Media buying is pretty weird at the best of times. But there’s one specifically weird part on our mind this week. That’s when your agency recommends you spend all your media budget with a single supplier. So you end up in a pitch process where you meet the media sales team from each supplier.

Media in the advertising development process

You’ll have specified this budget in the brief to your advertising and media agencies. It’s part of the advertising development process

It’s the media agency’s job to recommend how to allocate that media budget to deliver your objectives ie. how to create the most value from it. (See our media planning guide for full details on the overall process).

The media objectives normally focus on reach (how many people in the target audience will see the adverts) and frequency (how often those people will see the advertising).

The advertising development process - a guide on how to advertise successfully

Put simply, it’s about getting your adverts in front of the right customers, in the right way, in the right place and at the right time.

Normally, this means spreading the spend over multiple media suppliers. But if a single supplier can deliver your reach and frequency objectives, there can be advantages to spending your whole budget with them.

The best value for your media spend

Media spend is usually the biggest chunk of your marketing budget. Getting good value from it is important. You want your advertising to have a positive impact on your sales and profit.

Media agencies regularly interact with media suppliers. They know their reach, costs and what types of deals they can negotiate. 

Those deals are normally based on economies of scale. The more you spend with a supplier, the lower the cost per advert they’ll charge you.

Person holding 6 hundred dollar bills in front of them which have been set alight

This is usually the main reason a media agency recommends going with one supplier (assuming they can also deliver on reach and frequency).

But what normally happens is that multiple media suppliers will offer deals. So, the media agency sets up a competitive pitch for your budget. They ask different media suppliers to come in and propose why you should spend your budget with them.

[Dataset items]
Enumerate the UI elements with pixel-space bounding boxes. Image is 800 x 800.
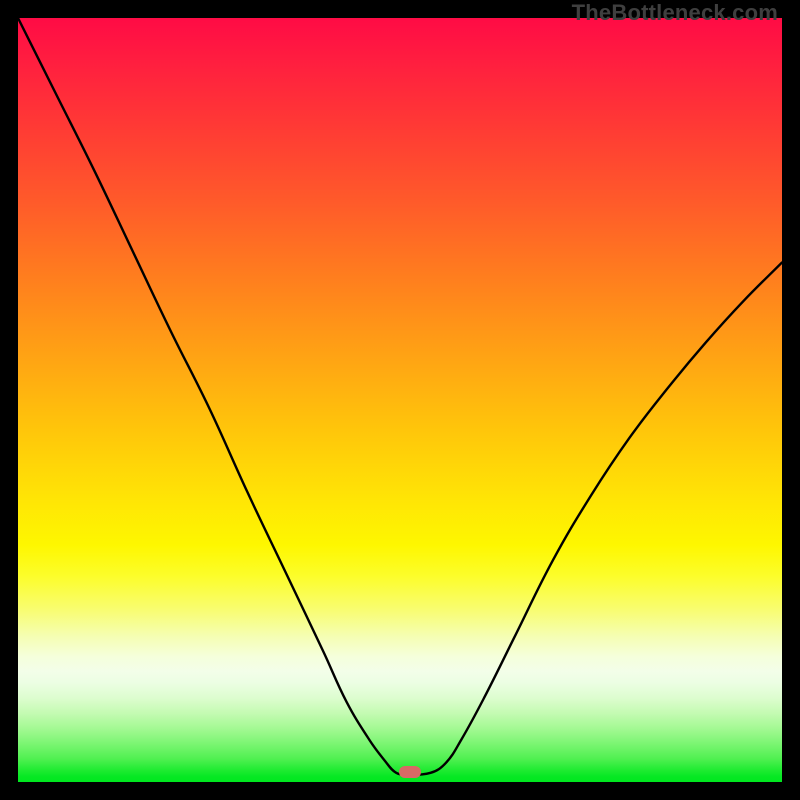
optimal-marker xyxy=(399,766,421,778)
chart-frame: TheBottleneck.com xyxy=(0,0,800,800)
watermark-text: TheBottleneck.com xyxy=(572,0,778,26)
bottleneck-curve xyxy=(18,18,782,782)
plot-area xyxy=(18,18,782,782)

◆ **Problem set**
(A) Does the passage on media buying support each of these statements? Answer yes or no for each, and quote the words from the passage that decide it. (i) Media objectives normally focus on reach and frequency. (ii) The more you spend with a supplier, the higher the cost per advert. (iii) Media spend normally goes to a single supplier.
(B) Set down the passage on media buying word for word, from "The best value" up to and including "reach and frequency).".
(C) What comes next in the passage on media buying? Write the part that would follow its final sentence.
This material has no connection to the passage on media buying.

◆ **Answers to each task**
(A)
(i) Yes: "The media objectives normally focus on reach (how many people in the target audience will see the adverts) and frequency (how often those people will see the advertising)."
(ii) No: "The more you spend with a supplier, the lower the cost per advert they’ll charge you."
(iii) No: "Normally, this means spreading the spend over multiple media suppliers."

(B)
The best value for your media spend

Media spend is usually the biggest chunk of your marketing budget. Getting good value from it is important. You want your advertising to have a positive impact on your sales and profit.

Media agencies regularly interact with media suppliers. They know their reach, costs and what types of deals they can negotiate. 

Those deals are normally based on economies of scale. The more you spend with a supplier, the lower the cost per advert they’ll charge you.

Person holding 6 hundred dollar bills in front of them which have been set alight

This is usually the main reason a media agency recommends going with one supplier (assuming they can also deliver on reach and frequency).

(C)
The competitive pitch means you get even better value as each media sales team tries to out-do the other. They want to win your business, and that’s good news for you.

From media spend to media relationship

The pitch meetings and subsequent decision to go with a single supplier means you start to build a relationship with that media supplier. 

This moves you from a transactional relationship (you spend money on their media) to more of a partnership (you work together on shared projects and objectives). 

The media agency will already have a relationship with these media suppliers. Their media sales team will share upcoming opportunities, and early details of new data, systems and processes. 

Close up of two hands in a handshake

By extending that relationship to you, they create a 3-way connection between you, them and the media sales team. This connection helps you set up more creative ways to deliver media. You can run media activity which goes beyond standard media packages. 

Stand out from the crowd

You want your adverts to stand out from the crowd. Do this and customers notice you more. 

The more customers notice you and like what you have to say, the more likely they’ll buy.

Meeting directly with the media sales team helps you explore more creative ways to achieve these business and media objectives. For example, the media sales team may know of a hot new TV show in the pipeline that’d be a great fit with your new advertising campaign.

Outdoor billboard with writing that says this will drive $1m in sales - probably

It’s in their interest to work with you to find creative media solutions. Selling advertising space is their job. It’s how the media suppliers make money.

When you have a good sized media budget, the media sales team will be very interested in helping you. Your budget can help them hit their sales targets. They’ll be keen to woo you to spend with them. 

But be warned, the quality of these pitches can vary wildly. We’ve seen some awesome ones, and some frankly awful ones. Let’s look at what makes an awesome media sales team pitch stand out from all the rest. 

Awesome media sales teams

As we said earlier, your media spend needs to get your message in front of customers to help you hit your business objectives.

If the media spend doesn’t do that, you’re wasting your time and money.

This understanding of your objectives and how media delivers them is the first area where an awesome media sales team stands out.

You want them to propose a media plan that shows exactly how their media will deliver your objectives.

Close up of a hand with thumb up

Awesome media means your advertising message reaches your target audience in the right way, in the right place and at the right time. It gets you noticed by the right customers, and amplifies everything else in your marketing plan. 

It’s how customers know you’re there and how to find you. It’s how they find out you’re doing something new.

Use it to spread the word about innovations and new packaging. Use it to talk about customer experience improvements, and to highlight sales promotions and price discounts. Your media helps you link customers directly to your website, and to where they can buy you online.

An awesome media sales team understands your business objectives in all these areas and how their media helps you deliver them.

Awful media sales teams

However, in our experience, this awesome experience doesn’t happen very often.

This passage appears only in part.